Records from a collection:
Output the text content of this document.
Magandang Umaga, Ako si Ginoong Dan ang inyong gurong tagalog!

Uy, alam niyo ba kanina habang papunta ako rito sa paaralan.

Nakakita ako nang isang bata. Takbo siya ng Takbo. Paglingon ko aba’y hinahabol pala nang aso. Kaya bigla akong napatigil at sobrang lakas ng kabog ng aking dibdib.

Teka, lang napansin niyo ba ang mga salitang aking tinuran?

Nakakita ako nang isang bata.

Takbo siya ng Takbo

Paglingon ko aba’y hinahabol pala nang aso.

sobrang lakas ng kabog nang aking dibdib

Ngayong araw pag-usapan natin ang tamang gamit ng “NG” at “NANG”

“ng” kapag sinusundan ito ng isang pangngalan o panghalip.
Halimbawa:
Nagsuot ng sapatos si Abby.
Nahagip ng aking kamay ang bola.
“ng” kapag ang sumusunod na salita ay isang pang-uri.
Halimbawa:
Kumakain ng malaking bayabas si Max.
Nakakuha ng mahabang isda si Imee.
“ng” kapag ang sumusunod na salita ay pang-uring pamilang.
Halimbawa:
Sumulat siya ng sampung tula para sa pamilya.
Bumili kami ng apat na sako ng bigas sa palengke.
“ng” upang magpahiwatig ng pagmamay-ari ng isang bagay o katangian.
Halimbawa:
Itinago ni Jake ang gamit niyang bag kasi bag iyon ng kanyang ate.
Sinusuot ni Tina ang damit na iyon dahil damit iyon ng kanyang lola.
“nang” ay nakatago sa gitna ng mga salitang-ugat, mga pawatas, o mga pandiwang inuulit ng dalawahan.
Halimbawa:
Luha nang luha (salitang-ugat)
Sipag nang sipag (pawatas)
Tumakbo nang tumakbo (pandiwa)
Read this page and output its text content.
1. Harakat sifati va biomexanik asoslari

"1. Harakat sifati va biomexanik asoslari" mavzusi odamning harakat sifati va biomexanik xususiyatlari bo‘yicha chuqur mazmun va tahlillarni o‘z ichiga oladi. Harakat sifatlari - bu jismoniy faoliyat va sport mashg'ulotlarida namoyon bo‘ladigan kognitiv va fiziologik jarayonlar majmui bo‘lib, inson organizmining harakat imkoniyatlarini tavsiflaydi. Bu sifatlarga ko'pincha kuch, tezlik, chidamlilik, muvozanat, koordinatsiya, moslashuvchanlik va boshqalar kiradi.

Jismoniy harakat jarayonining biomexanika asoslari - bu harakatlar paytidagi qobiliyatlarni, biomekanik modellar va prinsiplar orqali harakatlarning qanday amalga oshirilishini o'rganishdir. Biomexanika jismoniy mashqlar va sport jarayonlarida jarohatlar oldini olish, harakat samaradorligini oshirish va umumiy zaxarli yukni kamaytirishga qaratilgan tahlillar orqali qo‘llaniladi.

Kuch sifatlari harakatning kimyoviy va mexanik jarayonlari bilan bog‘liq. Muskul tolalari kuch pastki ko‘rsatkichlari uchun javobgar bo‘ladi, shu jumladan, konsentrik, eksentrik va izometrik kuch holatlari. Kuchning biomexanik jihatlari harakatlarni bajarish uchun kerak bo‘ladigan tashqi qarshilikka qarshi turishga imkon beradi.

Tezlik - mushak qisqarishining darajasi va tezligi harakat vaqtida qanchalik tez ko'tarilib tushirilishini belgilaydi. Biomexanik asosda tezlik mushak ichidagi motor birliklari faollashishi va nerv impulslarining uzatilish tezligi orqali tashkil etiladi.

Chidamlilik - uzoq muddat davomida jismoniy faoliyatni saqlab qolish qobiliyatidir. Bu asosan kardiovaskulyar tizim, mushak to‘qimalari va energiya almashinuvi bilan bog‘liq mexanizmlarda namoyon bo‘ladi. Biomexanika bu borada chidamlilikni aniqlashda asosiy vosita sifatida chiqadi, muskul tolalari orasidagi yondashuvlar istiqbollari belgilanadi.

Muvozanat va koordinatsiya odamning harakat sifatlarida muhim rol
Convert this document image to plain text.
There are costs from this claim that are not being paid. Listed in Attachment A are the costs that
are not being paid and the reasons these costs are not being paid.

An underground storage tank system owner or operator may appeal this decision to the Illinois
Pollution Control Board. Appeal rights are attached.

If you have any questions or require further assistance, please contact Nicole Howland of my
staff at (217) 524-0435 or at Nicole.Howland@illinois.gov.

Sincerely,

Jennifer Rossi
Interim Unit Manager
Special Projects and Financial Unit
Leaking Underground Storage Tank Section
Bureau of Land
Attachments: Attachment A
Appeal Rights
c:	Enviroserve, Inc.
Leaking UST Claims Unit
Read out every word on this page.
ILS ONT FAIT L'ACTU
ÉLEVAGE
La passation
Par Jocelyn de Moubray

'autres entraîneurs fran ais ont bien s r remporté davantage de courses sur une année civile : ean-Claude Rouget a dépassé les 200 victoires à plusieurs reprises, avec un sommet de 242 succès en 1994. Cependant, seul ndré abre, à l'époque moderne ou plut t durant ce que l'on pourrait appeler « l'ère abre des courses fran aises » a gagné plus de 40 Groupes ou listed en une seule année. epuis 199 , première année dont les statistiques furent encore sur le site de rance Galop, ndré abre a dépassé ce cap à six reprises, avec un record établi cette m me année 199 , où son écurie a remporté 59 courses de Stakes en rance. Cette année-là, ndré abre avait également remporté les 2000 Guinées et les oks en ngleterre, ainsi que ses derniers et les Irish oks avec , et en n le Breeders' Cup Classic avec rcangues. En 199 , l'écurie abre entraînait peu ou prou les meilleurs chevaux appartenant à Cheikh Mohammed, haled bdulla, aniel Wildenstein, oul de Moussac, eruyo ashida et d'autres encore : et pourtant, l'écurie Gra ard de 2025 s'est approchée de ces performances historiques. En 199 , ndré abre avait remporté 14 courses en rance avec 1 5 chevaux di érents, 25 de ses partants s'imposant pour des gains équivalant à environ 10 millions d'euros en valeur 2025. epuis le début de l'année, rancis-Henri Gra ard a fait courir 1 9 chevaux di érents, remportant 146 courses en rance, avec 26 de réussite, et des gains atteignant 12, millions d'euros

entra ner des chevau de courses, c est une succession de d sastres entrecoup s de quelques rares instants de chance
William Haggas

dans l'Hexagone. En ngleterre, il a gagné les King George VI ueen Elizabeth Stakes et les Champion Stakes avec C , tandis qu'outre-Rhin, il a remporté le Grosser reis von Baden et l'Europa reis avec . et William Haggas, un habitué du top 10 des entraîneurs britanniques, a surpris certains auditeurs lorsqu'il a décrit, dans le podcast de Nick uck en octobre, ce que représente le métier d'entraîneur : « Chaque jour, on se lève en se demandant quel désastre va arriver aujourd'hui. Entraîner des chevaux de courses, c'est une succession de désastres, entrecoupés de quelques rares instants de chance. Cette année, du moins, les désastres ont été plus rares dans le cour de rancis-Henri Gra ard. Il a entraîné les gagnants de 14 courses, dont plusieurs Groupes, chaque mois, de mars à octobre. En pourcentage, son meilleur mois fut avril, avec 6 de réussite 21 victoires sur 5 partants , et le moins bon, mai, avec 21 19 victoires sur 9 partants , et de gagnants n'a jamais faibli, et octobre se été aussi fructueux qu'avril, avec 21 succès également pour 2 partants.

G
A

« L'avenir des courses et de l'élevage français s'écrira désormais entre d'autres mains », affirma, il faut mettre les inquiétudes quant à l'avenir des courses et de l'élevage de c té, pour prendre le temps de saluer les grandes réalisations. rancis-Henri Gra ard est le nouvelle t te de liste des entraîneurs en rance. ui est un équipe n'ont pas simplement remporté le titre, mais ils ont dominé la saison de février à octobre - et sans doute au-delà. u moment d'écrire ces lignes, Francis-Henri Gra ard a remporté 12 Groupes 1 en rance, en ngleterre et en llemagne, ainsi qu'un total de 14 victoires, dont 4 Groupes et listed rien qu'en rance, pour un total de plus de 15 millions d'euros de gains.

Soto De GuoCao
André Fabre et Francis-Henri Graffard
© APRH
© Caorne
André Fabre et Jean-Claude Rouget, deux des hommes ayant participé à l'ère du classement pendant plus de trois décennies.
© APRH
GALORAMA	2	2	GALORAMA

**Stated problem:** For the listing above, give the number of lines in which the string "ladigan" occurs, and nothing else.

**Output for this task:** 2